* [SET EXERCISE]: Find the string "drugs" in the data, then copy every line where it is found.

* [PROVIDED INFORMATION]:
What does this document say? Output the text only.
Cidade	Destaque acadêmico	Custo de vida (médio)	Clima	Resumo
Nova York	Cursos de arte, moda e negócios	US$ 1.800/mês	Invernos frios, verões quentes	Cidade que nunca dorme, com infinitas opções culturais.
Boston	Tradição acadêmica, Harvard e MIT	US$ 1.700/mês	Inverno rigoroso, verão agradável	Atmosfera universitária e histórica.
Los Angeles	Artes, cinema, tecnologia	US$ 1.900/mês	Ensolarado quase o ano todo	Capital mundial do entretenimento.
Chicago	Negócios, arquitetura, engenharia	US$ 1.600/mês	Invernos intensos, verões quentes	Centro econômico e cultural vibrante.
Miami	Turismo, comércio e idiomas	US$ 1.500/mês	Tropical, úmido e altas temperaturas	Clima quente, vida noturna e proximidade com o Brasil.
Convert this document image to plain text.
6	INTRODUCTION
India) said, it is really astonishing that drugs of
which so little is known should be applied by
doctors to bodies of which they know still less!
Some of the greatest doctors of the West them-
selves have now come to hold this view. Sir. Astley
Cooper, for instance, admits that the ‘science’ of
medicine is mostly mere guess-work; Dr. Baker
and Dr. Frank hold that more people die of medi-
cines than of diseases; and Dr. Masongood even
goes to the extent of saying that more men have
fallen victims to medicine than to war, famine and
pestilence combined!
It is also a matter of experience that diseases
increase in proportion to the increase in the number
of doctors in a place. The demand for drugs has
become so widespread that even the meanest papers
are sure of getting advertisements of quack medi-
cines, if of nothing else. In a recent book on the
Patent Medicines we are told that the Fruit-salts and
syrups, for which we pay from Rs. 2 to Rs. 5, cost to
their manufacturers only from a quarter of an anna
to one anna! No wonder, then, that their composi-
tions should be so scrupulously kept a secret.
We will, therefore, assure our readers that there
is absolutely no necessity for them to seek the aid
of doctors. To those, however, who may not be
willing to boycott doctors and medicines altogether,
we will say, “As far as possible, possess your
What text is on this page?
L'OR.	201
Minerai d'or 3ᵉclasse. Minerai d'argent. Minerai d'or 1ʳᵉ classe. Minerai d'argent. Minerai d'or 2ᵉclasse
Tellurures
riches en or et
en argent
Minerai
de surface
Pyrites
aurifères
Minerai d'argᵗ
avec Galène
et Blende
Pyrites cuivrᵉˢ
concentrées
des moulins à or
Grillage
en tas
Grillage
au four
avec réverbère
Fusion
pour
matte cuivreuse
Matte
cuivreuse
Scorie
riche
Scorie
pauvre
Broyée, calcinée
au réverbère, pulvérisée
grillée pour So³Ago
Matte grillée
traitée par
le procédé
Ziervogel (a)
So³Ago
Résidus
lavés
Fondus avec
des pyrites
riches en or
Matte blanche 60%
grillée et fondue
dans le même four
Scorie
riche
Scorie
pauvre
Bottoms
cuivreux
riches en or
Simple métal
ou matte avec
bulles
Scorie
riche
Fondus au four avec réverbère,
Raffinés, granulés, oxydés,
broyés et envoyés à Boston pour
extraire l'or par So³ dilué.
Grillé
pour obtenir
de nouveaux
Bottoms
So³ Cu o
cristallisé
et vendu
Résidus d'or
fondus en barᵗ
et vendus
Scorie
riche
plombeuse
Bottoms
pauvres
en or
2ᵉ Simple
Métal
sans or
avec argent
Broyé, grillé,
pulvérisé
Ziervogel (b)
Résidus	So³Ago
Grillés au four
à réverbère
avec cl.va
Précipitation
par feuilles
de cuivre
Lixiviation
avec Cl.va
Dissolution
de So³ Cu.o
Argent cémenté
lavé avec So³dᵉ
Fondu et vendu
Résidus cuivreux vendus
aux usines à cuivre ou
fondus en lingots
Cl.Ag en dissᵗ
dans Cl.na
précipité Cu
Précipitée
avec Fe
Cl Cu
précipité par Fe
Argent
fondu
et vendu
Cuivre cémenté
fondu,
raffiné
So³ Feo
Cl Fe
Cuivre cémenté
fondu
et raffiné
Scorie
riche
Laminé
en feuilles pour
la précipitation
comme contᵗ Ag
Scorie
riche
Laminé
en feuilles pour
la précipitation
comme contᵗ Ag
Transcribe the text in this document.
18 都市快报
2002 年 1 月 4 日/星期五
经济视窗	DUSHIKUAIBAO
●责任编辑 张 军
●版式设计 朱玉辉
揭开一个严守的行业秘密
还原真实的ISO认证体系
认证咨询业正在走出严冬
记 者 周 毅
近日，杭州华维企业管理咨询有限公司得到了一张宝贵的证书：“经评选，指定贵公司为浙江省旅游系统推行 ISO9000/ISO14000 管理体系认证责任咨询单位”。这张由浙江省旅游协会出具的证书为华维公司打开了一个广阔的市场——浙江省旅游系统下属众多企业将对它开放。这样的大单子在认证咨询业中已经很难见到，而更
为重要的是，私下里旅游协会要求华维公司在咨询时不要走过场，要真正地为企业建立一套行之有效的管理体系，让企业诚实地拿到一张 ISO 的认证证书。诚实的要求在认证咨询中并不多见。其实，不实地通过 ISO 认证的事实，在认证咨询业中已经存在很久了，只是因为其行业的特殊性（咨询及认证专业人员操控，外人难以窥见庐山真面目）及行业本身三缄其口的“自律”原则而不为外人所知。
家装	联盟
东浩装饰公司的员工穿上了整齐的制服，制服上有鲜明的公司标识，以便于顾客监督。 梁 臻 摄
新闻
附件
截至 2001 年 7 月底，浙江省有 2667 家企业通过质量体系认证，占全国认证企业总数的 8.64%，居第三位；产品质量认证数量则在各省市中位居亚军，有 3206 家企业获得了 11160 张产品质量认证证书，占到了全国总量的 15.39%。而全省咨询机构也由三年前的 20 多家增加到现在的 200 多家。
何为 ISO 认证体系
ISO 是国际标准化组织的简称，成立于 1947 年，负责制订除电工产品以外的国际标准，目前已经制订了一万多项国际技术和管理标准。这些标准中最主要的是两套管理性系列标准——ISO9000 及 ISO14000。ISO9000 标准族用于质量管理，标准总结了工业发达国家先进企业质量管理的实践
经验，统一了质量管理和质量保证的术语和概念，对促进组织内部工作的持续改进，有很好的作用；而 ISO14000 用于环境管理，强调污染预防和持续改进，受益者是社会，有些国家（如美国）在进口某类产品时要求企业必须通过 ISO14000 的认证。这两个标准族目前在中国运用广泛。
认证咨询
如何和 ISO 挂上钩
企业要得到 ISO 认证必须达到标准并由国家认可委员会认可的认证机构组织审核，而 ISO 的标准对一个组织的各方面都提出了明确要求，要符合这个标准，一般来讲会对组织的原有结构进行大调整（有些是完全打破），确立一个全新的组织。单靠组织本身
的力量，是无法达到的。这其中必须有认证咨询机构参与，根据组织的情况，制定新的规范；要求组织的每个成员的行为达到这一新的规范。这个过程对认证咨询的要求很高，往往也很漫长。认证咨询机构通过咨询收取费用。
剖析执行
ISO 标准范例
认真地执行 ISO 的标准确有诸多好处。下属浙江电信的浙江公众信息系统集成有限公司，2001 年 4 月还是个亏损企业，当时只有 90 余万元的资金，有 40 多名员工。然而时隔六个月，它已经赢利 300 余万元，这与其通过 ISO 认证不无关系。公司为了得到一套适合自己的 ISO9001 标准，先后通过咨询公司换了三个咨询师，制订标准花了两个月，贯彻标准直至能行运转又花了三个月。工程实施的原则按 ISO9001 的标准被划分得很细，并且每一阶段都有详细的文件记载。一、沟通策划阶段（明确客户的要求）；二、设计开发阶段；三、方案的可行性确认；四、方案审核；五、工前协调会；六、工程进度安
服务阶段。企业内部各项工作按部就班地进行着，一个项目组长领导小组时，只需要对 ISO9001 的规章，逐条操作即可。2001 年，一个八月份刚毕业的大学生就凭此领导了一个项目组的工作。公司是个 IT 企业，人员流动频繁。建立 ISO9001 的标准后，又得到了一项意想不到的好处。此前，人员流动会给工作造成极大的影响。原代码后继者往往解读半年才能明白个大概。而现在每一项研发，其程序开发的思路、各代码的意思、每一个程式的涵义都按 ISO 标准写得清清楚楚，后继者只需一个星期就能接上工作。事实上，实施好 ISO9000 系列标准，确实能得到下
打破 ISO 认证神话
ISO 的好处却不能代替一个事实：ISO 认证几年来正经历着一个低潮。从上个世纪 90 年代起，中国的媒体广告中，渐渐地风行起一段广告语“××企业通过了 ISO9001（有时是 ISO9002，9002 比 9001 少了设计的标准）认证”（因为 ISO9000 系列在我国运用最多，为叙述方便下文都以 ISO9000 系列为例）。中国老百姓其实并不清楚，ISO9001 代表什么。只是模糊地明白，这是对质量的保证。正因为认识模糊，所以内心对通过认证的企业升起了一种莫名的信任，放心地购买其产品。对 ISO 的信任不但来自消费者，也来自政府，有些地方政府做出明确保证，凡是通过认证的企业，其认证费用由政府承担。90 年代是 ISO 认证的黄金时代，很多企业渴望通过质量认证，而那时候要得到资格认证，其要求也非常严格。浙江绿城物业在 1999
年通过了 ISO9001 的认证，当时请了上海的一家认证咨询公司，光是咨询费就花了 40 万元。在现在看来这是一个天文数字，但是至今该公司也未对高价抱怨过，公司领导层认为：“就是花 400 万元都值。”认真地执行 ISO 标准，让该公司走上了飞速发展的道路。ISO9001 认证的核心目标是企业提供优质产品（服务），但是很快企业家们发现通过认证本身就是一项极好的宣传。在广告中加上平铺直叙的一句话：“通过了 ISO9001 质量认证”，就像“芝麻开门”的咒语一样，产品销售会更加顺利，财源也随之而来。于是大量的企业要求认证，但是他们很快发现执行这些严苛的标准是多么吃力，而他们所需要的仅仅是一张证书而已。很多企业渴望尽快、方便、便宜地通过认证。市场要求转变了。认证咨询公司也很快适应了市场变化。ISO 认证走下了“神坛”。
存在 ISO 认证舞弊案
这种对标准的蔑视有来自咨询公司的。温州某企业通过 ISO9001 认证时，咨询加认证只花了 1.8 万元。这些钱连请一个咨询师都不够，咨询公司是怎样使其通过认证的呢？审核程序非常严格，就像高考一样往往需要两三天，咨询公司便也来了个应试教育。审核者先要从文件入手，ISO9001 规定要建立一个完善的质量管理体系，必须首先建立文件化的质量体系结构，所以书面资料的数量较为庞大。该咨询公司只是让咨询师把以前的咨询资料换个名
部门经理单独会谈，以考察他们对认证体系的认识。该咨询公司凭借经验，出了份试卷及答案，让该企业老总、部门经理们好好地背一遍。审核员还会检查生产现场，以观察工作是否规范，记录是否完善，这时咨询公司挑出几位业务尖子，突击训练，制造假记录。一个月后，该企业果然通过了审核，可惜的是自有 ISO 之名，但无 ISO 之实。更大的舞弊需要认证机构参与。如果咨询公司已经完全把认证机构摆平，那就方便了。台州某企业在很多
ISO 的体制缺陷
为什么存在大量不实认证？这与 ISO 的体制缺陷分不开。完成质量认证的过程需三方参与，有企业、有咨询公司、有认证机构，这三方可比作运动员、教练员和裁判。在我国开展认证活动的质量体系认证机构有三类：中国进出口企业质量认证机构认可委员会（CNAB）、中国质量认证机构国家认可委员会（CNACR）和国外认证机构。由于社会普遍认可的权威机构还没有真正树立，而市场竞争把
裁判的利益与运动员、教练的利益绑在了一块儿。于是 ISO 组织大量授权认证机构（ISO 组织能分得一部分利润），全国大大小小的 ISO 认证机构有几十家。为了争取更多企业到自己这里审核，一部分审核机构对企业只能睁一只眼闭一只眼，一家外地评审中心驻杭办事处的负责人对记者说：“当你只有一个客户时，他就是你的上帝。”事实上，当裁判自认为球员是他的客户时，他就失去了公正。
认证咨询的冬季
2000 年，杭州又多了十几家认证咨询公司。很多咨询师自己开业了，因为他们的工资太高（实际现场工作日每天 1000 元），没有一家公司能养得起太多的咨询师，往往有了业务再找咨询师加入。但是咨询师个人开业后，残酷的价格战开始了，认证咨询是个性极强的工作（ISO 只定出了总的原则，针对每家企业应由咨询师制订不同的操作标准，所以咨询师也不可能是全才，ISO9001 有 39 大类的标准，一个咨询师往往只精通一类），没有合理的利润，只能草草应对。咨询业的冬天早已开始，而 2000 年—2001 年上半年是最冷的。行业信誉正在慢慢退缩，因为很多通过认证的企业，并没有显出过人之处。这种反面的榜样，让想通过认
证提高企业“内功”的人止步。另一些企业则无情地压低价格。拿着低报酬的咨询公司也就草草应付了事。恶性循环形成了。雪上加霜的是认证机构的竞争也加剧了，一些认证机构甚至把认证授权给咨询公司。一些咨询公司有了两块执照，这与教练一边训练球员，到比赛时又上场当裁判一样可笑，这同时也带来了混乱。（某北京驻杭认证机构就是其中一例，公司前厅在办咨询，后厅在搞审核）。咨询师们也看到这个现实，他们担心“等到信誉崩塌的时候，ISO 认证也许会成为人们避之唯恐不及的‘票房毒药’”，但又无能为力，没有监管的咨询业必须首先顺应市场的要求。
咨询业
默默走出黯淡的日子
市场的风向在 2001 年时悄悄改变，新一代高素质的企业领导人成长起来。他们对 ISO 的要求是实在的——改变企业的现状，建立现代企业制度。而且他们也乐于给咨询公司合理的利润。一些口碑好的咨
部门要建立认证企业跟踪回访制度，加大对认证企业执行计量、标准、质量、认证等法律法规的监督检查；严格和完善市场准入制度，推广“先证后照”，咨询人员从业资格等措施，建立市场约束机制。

* [WRITTEN RESPONSE]:
India) said, it is really astonishing that drugs of
of doctors in a place. The demand for drugs has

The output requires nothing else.